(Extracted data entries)
- - - - - - -

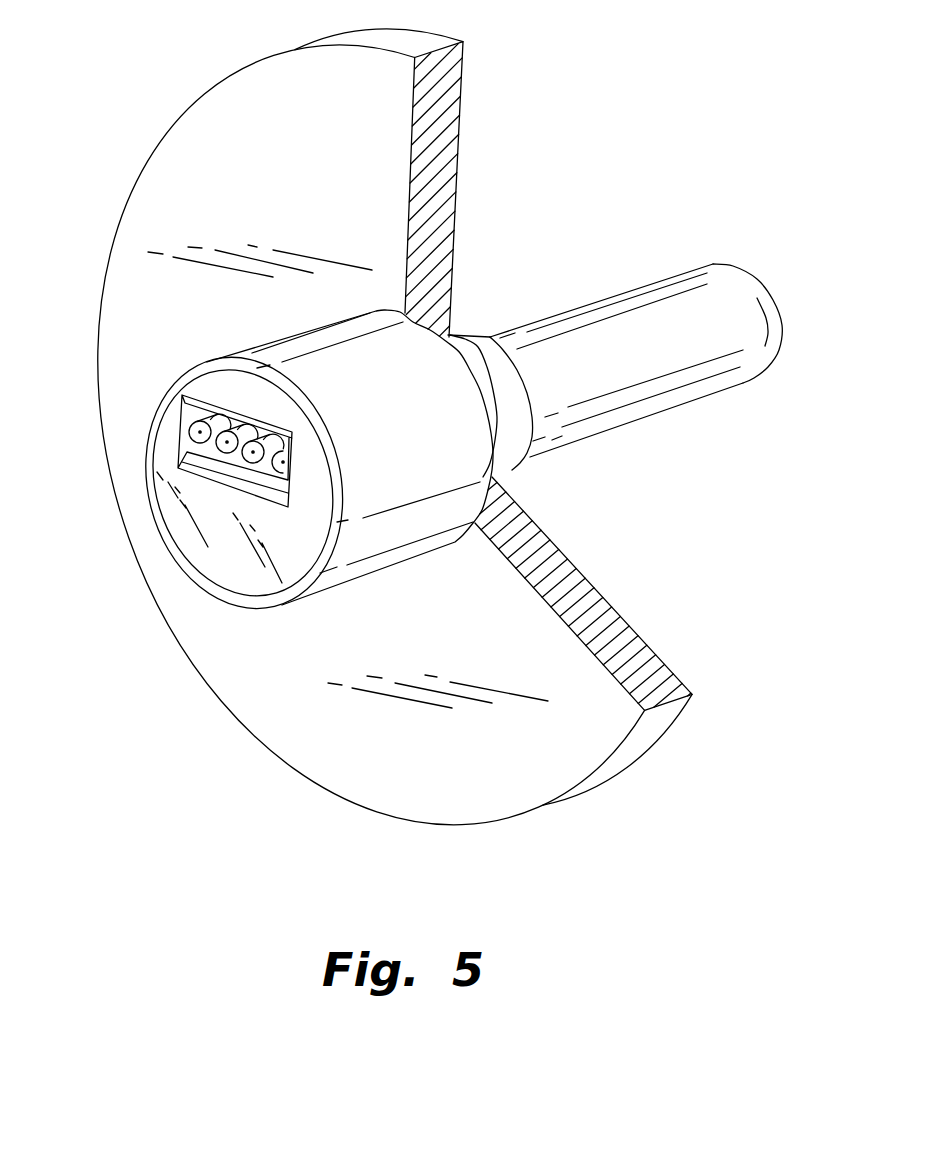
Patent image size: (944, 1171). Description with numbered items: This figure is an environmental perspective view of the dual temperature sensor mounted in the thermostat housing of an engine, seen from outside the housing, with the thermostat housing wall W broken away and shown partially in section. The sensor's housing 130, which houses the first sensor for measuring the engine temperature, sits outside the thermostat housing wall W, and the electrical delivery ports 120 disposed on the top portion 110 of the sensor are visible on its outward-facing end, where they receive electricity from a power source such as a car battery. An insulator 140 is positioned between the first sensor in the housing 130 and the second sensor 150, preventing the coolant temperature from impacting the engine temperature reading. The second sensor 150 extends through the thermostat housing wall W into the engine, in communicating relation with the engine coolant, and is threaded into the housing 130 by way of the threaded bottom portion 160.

The top portion 110 is at (217, 575).
The electrical delivery ports 120 is at (188, 428).
The housing 130 is at (418, 432).
The insulator 140 is at (513, 378).
The second sensor 150 is at (677, 355).
The threaded bottom portion 160 is at (500, 433).
The thermostat housing wall W is at (327, 173).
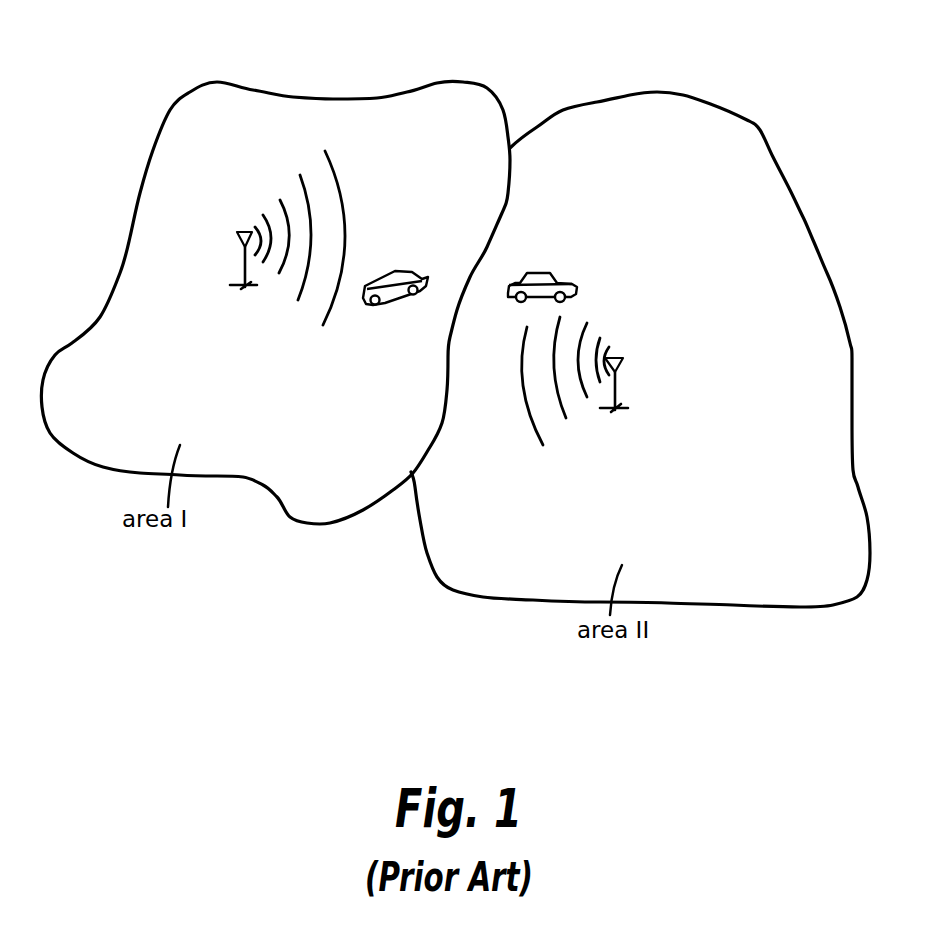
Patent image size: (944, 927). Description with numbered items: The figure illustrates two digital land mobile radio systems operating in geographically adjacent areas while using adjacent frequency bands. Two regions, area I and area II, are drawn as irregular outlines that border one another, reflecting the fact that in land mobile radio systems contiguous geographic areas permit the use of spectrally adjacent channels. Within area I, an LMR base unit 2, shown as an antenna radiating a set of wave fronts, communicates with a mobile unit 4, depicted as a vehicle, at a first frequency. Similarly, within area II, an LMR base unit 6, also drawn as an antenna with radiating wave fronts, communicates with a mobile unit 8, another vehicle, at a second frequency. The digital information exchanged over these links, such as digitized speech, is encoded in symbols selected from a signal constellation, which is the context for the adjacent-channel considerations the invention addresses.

The LMR base unit 2 is at (243, 262).
The mobile unit 4 is at (374, 267).
The LMR base unit 6 is at (618, 380).
The mobile unit 8 is at (520, 262).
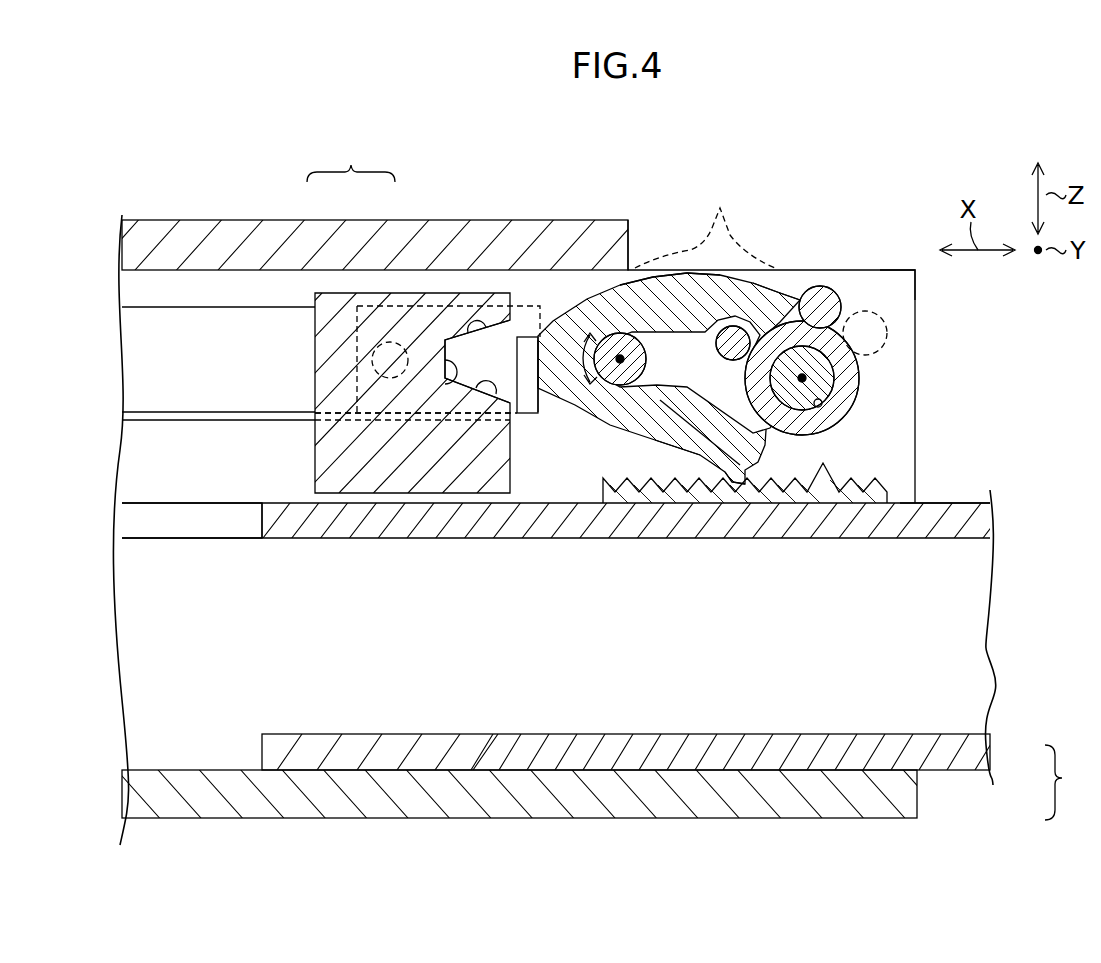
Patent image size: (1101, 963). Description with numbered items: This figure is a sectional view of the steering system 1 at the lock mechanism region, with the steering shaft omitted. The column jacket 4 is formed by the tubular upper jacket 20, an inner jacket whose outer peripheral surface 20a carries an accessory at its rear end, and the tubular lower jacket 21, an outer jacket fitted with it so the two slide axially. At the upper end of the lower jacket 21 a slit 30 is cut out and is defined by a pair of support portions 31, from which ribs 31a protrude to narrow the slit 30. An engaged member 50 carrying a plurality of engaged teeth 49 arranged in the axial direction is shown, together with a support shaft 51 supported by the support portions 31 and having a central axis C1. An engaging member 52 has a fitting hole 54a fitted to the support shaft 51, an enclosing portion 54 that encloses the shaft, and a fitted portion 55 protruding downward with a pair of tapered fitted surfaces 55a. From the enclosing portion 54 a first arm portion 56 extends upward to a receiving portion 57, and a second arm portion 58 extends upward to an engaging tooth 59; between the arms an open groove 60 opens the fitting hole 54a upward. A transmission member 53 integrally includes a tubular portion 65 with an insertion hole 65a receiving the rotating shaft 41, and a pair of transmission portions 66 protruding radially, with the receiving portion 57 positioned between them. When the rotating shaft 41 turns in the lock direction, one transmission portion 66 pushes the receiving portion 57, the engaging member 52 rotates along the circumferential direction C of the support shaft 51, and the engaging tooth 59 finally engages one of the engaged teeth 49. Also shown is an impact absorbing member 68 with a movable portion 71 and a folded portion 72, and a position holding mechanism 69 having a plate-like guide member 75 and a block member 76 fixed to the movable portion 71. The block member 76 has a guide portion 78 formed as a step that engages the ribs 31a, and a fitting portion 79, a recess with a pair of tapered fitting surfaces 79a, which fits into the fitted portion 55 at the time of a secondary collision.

The steering system 1 is at (520, 869).
The column jacket 4 is at (1062, 782).
The upper jacket 20 is at (991, 764).
The outer peripheral surface 20a is at (966, 500).
The lower jacket 21 is at (918, 805).
The slit 30 is at (906, 290).
The support portion 31 is at (885, 282).
The rib 31a is at (210, 462).
The rotating shaft 41 is at (832, 382).
The engaged teeth 49 is at (823, 470).
The engaged member 50 is at (893, 493).
The support shaft 51 is at (640, 285).
The engaging member 52 is at (720, 208).
The transmission member 53 is at (888, 325).
The enclosing portion 54 is at (582, 398).
The fitting hole 54a is at (598, 410).
The fitted portion 55 is at (556, 336).
The fitted surfaces 55a is at (568, 330).
The first arm portion 56 is at (672, 277).
The receiving portion 57 is at (782, 290).
The second arm portion 58 is at (678, 430).
The engaging tooth 59 is at (731, 482).
The open groove 60 is at (678, 410).
The tubular portion 65 is at (846, 360).
The insertion hole 65a is at (843, 406).
The transmission portion 66 is at (716, 344).
The impact absorbing member 68 is at (207, 322).
The position holding mechanism 69 is at (351, 160).
The movable portion 71 is at (437, 304).
The folded portion 72 is at (520, 320).
The guide member 75 is at (318, 236).
The block member 76 is at (392, 315).
The guide portion 78 is at (352, 418).
The fitting portion 79 is at (462, 388).
The fitting surfaces 79a is at (478, 330).
The circumferential direction C is at (512, 355).
The central axis C1 is at (620, 338).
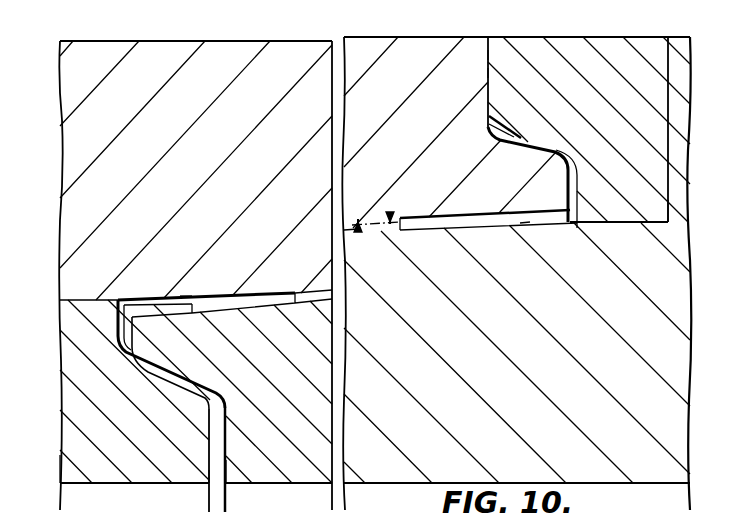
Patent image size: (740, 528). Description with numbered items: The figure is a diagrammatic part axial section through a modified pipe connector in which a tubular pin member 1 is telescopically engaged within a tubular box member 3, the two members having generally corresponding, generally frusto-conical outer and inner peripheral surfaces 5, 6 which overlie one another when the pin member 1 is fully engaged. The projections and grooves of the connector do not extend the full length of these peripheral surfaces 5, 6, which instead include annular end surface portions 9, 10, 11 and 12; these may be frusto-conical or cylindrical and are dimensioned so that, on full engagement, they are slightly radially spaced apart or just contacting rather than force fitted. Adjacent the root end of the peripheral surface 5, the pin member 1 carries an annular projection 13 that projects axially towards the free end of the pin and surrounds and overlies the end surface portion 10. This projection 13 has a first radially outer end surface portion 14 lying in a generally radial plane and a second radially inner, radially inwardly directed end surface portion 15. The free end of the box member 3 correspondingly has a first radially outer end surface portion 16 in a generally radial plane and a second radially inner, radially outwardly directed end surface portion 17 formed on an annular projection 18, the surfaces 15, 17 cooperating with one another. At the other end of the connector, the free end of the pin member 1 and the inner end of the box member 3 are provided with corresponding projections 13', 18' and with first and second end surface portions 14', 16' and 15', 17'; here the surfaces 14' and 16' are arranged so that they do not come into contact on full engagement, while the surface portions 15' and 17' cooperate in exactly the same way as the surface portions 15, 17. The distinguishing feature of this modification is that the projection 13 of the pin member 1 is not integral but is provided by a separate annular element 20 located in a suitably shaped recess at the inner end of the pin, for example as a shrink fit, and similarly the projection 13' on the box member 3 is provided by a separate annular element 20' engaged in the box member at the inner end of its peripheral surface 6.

The tubular pin member 1 is at (290, 362).
The tubular box member 3 is at (196, 183).
The outer peripheral surface 5 is at (389, 215).
The inner peripheral surface 6 is at (359, 234).
The annular end surface portion 9 is at (245, 312).
The annular end surface portion 10 is at (525, 228).
The annular end surface portion 11 is at (177, 297).
The annular end surface portion 12 is at (488, 210).
The annular projection 13 is at (589, 129).
The first radially outer end surface portion 14 is at (524, 55).
The second radially inner end surface portion 15 is at (547, 169).
The first radially outer end surface portion 16 is at (453, 61).
The second radially inner end surface portion 17 is at (516, 143).
The annular projection 18 is at (552, 223).
The separate annular element 20 is at (646, 224).
The projection 13' is at (185, 494).
The first end surface portion 14' is at (186, 460).
The second end surface portion 15' is at (171, 359).
The first end surface portion 16' is at (259, 455).
The second end surface portion 17' is at (179, 363).
The projection 18' is at (164, 335).
The separate annular element 20' is at (89, 487).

- - - - - - -

- _Given problem_
Rewrite the items from the line with "Patent image size: (944, 927)." to the line with "The mobile unit 8 is at (520, 262).", changing "frequency bands" to "frequency ranges" and leaving everything else the same.

- _Answer for this exercise_
Patent image size: (944, 927). Description with numbered items: The figure illustrates two digital land mobile radio systems operating in geographically adjacent areas while using adjacent frequency ranges. Two regions, area I and area II, are drawn as irregular outlines that border one another, reflecting the fact that in land mobile radio systems contiguous geographic areas permit the use of spectrally adjacent channels. Within area I, an LMR base unit 2, shown as an antenna radiating a set of wave fronts, communicates with a mobile unit 4, depicted as a vehicle, at a first frequency. Similarly, within area II, an LMR base unit 6, also drawn as an antenna with radiating wave fronts, communicates with a mobile unit 8, another vehicle, at a second frequency. The digital information exchanged over these links, such as digitized speech, is encoded in symbols selected from a signal constellation, which is the context for the adjacent-channel considerations the invention addresses.

The LMR base unit 2 is at (243, 262).
The mobile unit 4 is at (374, 267).
The LMR base unit 6 is at (618, 380).
The mobile unit 8 is at (520, 262).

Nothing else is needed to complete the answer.